---------- Dataset ----------

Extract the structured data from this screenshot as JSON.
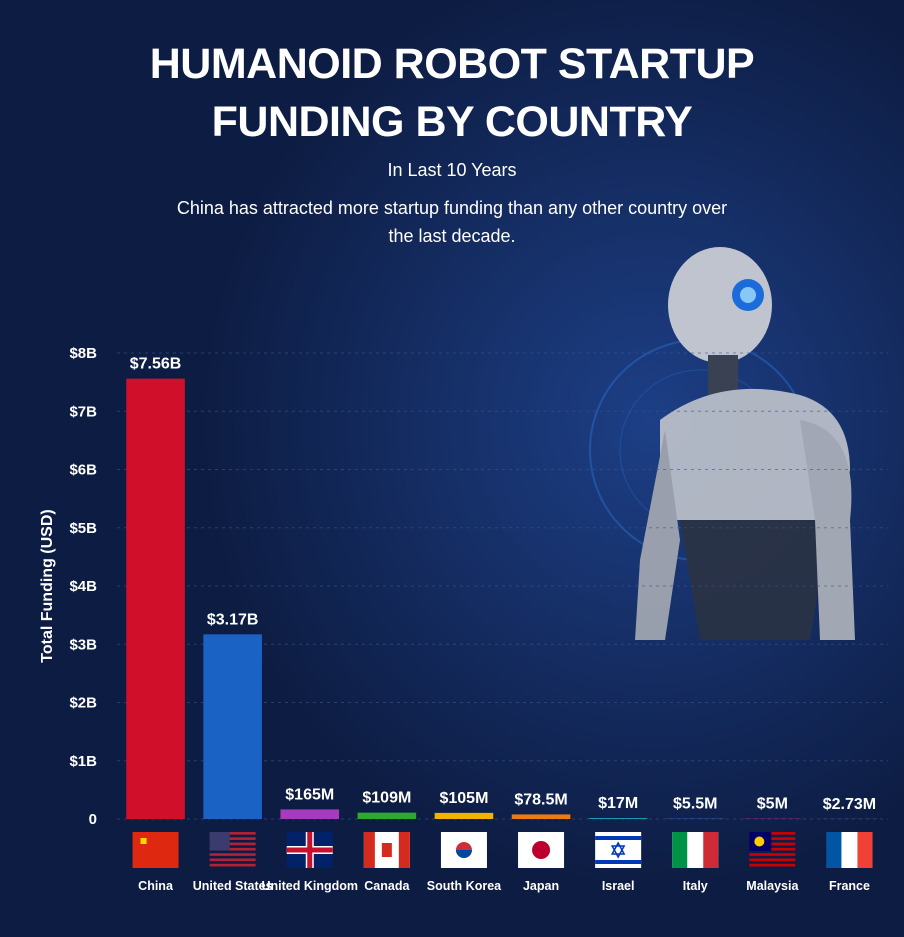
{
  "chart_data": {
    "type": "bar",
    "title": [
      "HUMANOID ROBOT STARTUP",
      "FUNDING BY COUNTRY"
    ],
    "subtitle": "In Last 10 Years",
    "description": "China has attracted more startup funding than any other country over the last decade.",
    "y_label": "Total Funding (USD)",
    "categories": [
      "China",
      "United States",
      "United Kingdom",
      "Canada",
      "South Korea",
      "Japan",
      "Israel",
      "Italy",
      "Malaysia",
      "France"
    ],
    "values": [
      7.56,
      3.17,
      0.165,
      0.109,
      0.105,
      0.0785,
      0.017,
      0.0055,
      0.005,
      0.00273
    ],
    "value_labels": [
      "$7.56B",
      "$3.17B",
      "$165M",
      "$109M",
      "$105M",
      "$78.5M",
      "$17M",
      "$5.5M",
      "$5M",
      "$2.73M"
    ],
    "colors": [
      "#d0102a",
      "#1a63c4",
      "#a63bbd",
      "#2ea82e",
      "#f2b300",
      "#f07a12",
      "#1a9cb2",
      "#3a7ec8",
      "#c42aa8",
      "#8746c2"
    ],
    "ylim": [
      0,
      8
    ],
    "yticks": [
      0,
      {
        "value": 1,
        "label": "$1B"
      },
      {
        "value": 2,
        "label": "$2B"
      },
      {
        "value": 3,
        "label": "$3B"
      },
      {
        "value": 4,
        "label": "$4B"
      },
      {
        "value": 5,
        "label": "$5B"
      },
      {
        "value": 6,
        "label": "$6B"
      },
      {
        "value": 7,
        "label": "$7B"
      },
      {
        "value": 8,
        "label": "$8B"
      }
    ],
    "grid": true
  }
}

----------
---------- Dataset ----------

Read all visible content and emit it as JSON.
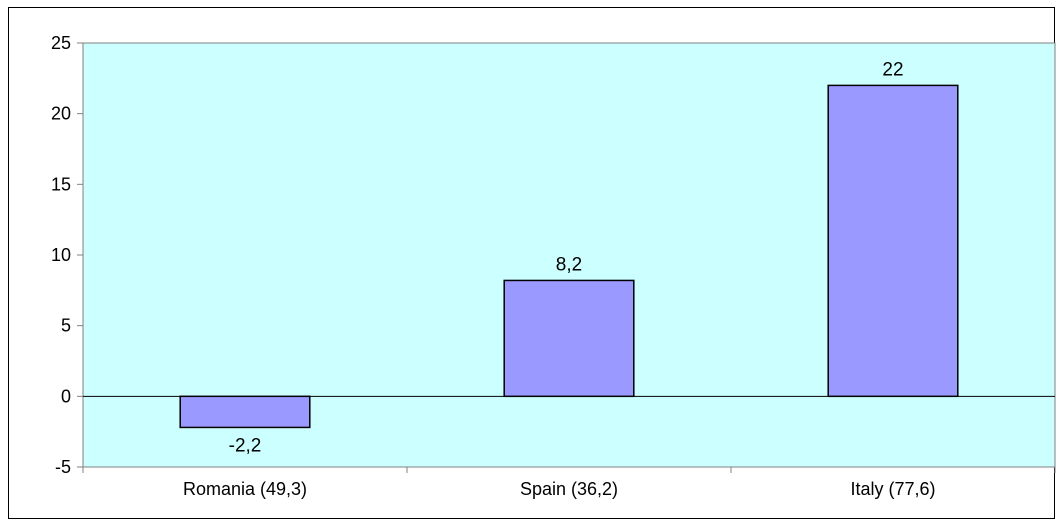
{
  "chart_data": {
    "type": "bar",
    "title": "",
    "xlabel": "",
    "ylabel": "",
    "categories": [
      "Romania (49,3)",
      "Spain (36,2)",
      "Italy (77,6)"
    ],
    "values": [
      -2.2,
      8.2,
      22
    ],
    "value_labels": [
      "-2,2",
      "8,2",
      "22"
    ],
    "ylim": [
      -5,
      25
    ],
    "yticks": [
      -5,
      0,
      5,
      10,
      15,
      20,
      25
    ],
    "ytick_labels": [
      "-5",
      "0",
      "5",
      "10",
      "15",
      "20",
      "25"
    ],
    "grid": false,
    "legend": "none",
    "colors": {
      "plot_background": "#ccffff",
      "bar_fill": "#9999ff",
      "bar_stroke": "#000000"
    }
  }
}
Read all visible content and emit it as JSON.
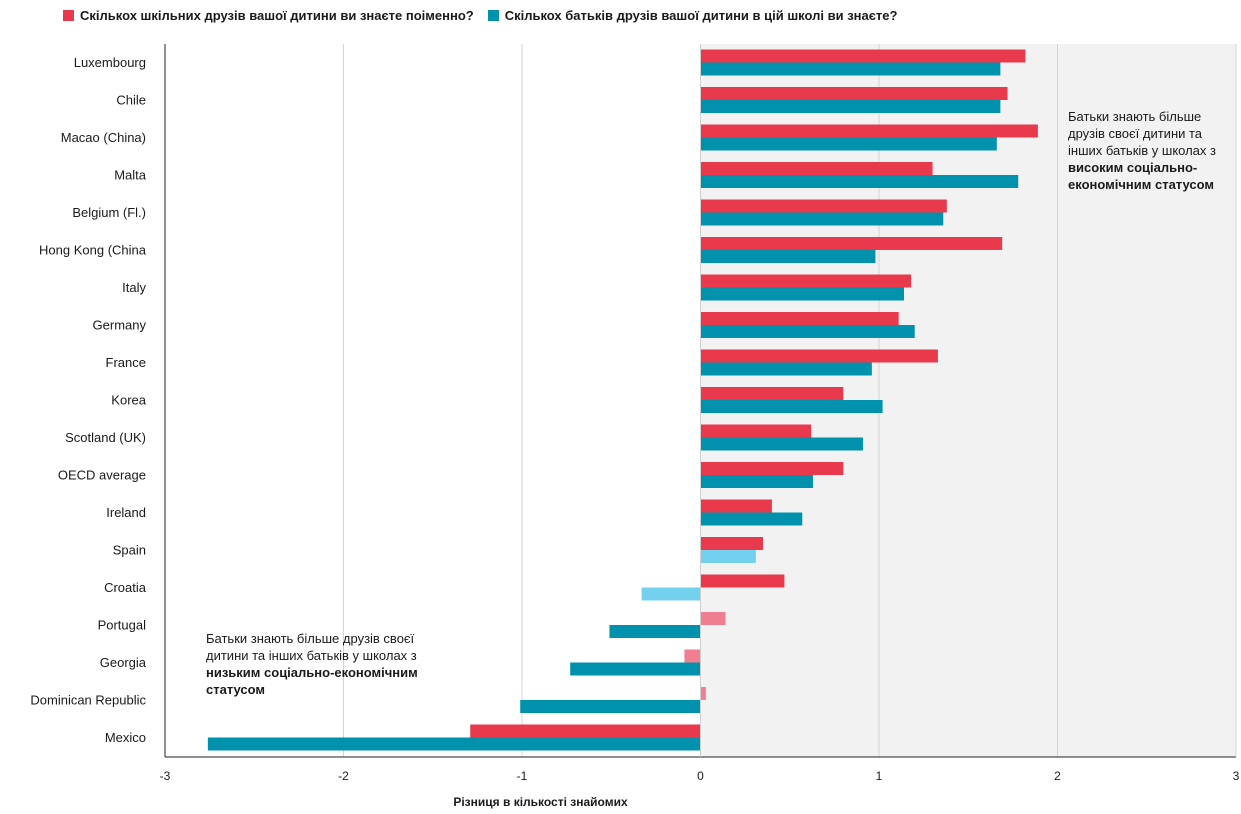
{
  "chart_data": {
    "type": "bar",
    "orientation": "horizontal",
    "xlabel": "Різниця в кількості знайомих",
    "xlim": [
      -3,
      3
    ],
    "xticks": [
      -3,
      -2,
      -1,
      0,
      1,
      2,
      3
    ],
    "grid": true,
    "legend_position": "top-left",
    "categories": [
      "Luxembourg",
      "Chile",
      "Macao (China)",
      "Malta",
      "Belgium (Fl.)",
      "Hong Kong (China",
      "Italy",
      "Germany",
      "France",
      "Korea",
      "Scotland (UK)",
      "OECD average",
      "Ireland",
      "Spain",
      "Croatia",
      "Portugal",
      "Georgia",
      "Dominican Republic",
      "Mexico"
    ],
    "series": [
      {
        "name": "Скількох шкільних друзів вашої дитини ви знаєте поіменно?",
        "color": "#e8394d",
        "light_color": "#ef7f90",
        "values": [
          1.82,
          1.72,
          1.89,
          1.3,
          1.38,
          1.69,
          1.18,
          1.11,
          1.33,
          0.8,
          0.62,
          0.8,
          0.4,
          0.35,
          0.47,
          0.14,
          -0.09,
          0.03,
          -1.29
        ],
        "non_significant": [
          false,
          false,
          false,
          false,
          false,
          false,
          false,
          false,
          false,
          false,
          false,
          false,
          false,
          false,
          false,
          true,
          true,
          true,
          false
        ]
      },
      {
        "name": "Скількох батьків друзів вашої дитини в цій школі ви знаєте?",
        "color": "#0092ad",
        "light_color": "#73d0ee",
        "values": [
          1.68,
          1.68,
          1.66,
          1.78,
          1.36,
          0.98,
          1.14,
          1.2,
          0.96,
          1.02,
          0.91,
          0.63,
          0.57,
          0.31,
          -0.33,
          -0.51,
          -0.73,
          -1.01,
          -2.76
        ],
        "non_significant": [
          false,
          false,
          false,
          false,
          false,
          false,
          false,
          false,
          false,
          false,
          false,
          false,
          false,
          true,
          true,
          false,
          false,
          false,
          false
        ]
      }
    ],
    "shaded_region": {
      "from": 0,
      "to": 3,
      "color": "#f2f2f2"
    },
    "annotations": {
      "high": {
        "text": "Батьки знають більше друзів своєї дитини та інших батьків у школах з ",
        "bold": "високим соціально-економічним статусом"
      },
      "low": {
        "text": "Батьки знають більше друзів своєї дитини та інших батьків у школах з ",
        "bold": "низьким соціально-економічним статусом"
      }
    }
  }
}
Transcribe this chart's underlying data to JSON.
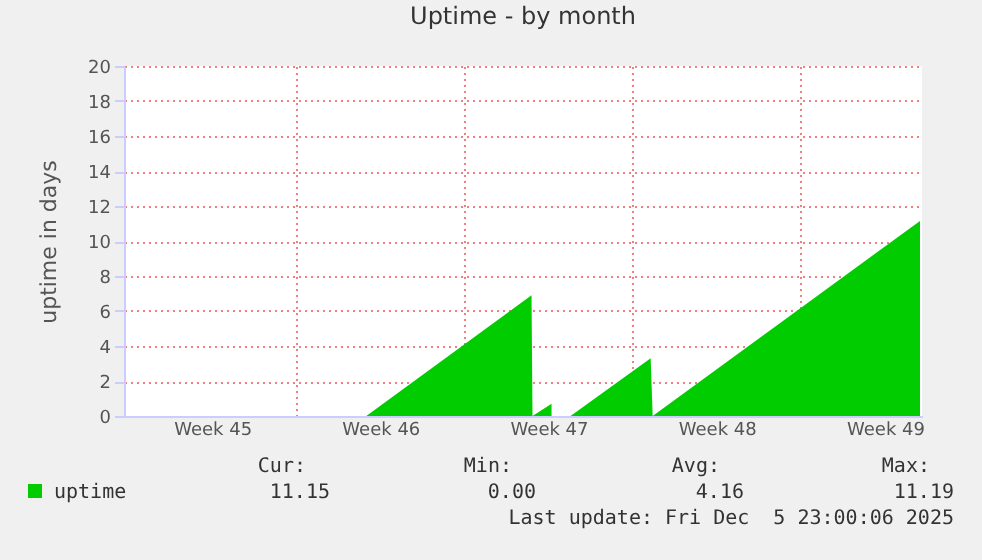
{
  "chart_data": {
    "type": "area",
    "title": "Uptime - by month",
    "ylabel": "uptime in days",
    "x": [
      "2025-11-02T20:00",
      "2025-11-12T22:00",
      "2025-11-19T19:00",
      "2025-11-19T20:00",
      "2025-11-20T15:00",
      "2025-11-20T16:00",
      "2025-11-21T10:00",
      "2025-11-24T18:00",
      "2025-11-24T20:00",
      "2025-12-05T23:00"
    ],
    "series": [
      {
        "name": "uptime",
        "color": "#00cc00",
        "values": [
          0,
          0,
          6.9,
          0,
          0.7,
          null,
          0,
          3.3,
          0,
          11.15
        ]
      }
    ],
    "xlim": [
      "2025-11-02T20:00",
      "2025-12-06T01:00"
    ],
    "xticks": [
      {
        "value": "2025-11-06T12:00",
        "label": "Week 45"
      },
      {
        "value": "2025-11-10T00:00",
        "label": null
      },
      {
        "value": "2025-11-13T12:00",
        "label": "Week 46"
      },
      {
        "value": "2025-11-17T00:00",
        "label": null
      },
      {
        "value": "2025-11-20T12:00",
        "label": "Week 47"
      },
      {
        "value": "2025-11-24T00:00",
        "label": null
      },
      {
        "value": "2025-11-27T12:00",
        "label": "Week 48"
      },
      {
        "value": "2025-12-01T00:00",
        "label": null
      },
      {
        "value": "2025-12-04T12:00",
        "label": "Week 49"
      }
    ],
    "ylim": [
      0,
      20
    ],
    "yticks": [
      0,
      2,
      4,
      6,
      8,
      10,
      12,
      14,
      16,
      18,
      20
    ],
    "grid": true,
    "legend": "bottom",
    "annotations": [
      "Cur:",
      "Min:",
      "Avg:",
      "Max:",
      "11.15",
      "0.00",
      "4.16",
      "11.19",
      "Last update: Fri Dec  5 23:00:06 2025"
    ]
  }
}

----------

_What is asked_
Check each line above for the word "from", and copy the lines where it appears.

_Result for this exercise_
Extract the structured data from this screenshot as JSON.
      "from": 0,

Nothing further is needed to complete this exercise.